(Saved entries)
──────────
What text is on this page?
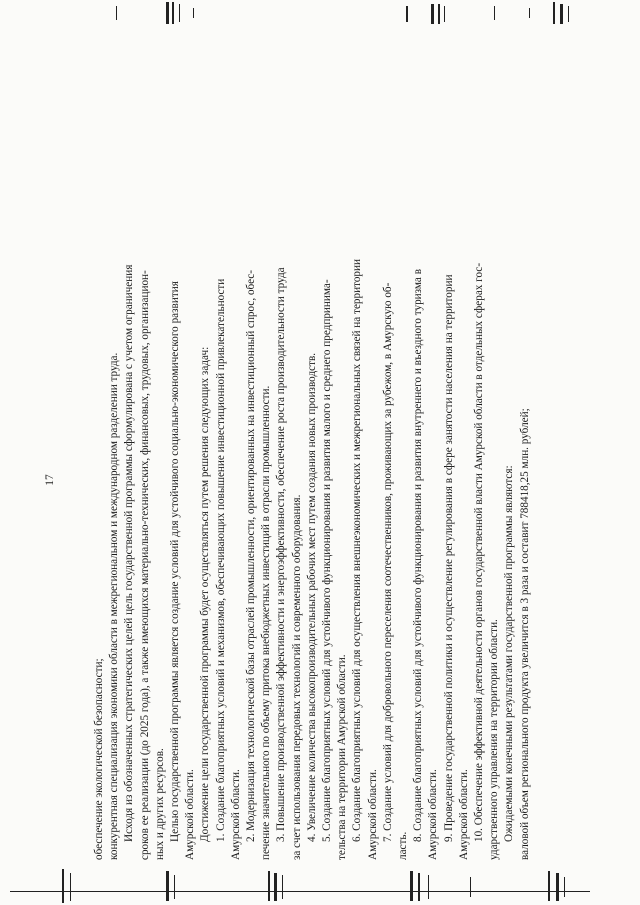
17
обеспечение экологической безопасности; конкурентная специализация экономики области в межрегиональном и международном разделении труда. Исходя из обозначенных стратегических целей цель государственной программы сформулирована с учетом ограничения сроков ее реализации (до 2025 года), а также имеющихся материально-технических, финансовых, трудовых, организацион- ных и других ресурсов. Целью государственной программы является создание условий для устойчивого социально-экономического развития Амурской области. Достижение цели государственной программы будет осуществляться путем решения следующих задач: 1. Создание благоприятных условий и механизмов, обеспечивающих повышение инвестиционной привлекательности Амурской области. 2. Модернизация технологической базы отраслей промышленности, ориентированных на инвестиционный спрос, обес- печение значительного по объему притока внебюджетных инвестиций в отрасли промышленности. 3. Повышение производственной эффективности и энергоэффективности, обеспечение роста производительности труда за счет использования передовых технологий и современного оборудования. 4. Увеличение количества высокопроизводительных рабочих мест путем создания новых производств. 5. Создание благоприятных условий для устойчивого функционирования и развития малого и среднего предпринима- тельства на территории Амурской области. 6. Создание благоприятных условий для осуществления внешнеэкономических и межрегиональных связей на территории Амурской области. 7. Создание условий для добровольного переселения соотечественников, проживающих за рубежом, в Амурскую об-
ласть.
8. Создание благоприятных условий для устойчивого функционирования и развития внутреннего и въездного туризма в Амурской области. 9. Проведение государственной политики и осуществление регулирования в сфере занятости населения на территории Амурской области. 10. Обеспечение эффективной деятельности органов государственной власти Амурской области в отдельных сферах гос- ударственного управления на территории области. Ожидаемыми конечными результатами государственной программы являются: валовой объем регионального продукта увеличится в 3 раза и составит 788418,25 млн. рублей;
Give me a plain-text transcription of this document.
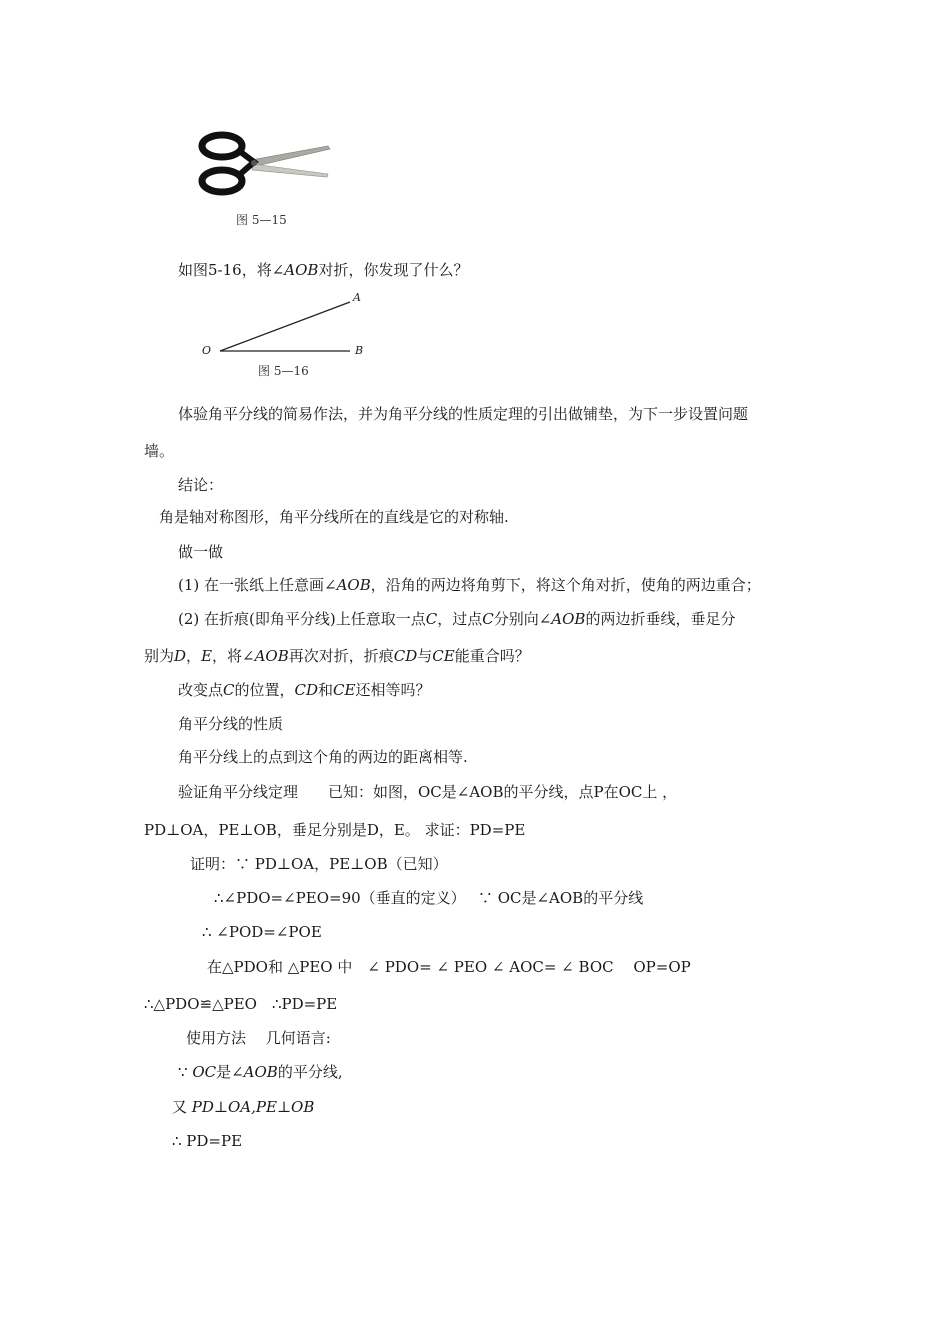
图 5—15
如图5-16，将∠AOB对折，你发现了什么？
O
A
B
图 5—16
体验角平分线的简易作法，并为角平分线的性质定理的引出做铺垫，为下一步设置问题
墙。
结论：
角是轴对称图形，角平分线所在的直线是它的对称轴.
做一做
(1) 在一张纸上任意画∠AOB，沿角的两边将角剪下，将这个角对折，使角的两边重合；
(2) 在折痕(即角平分线)上任意取一点C，过点C分别向∠AOB的两边折垂线，垂足分
别为D，E，将∠AOB再次对折，折痕CD与CE能重合吗？
改变点C的位置，CD和CE还相等吗？
角平分线的性质
角平分线上的点到这个角的两边的距离相等.
验证角平分线定理　　已知：如图，OC是∠AOB的平分线，点P在OC上 ，
PD⊥OA，PE⊥OB，垂足分别是D，E。 求证：PD=PE
证明：∵ PD⊥OA，PE⊥OB（已知）
∴∠PDO=∠PEO=90（垂直的定义）　 ∵ OC是∠AOB的平分线
∴ ∠POD=∠POE
在△PDO和 △PEO 中　∠ PDO= ∠ PEO ∠ AOC= ∠ BOC　 OP=OP
∴△PDO≌△PEO　∴PD=PE
使用方法　 几何语言:
∵ OC是∠AOB的平分线,
又 PD⊥OA,PE⊥OB
∴ PD=PE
──────────
| Exercise details |
Copy each line of the listing that includes "условий".

| Reply to the task |
обеспечение экологической безопасности; конкурентная специализация экономики области в межрегиональном и международном разделении труда. Исходя из обозначенных стратегических целей цель государственной программы сформулирована с учетом ограничения сроков ее реализации (до 2025 года), а также имеющихся материально-технических, финансовых, трудовых, организацион- ных и других ресурсов. Целью государственной программы является создание условий для устойчивого социально-экономического развития Амурской области. Достижение цели государственной программы будет осуществляться путем решения следующих задач: 1. Создание благоприятных условий и механизмов, обеспечивающих повышение инвестиционной привлекательности Амурской области. 2. Модернизация технологической базы отраслей промышленности, ориентированных на инвестиционный спрос, обес- печение значительного по объему притока внебюджетных инвестиций в отрасли промышленности. 3. Повышение производственной эффективности и энергоэффективности, обеспечение роста производительности труда за счет использования передовых технологий и современного оборудования. 4. Увеличение количества высокопроизводительных рабочих мест путем создания новых производств. 5. Создание благоприятных условий для устойчивого функционирования и развития малого и среднего предпринима- тельства на территории Амурской области. 6. Создание благоприятных условий для осуществления внешнеэкономических и межрегиональных связей на территории Амурской области. 7. Создание условий для добровольного переселения соотечественников, проживающих за рубежом, в Амурскую об-
8. Создание благоприятных условий для устойчивого функционирования и развития внутреннего и въездного туризма в Амурской области. 9. Проведение государственной политики и осуществление регулирования в сфере занятости населения на территории Амурской области. 10. Обеспечение эффективной деятельности органов государственной власти Амурской области в отдельных сферах гос- ударственного управления на территории области. Ожидаемыми конечными результатами государственной программы являются: валовой объем регионального продукта увеличится в 3 раза и составит 788418,25 млн. рублей;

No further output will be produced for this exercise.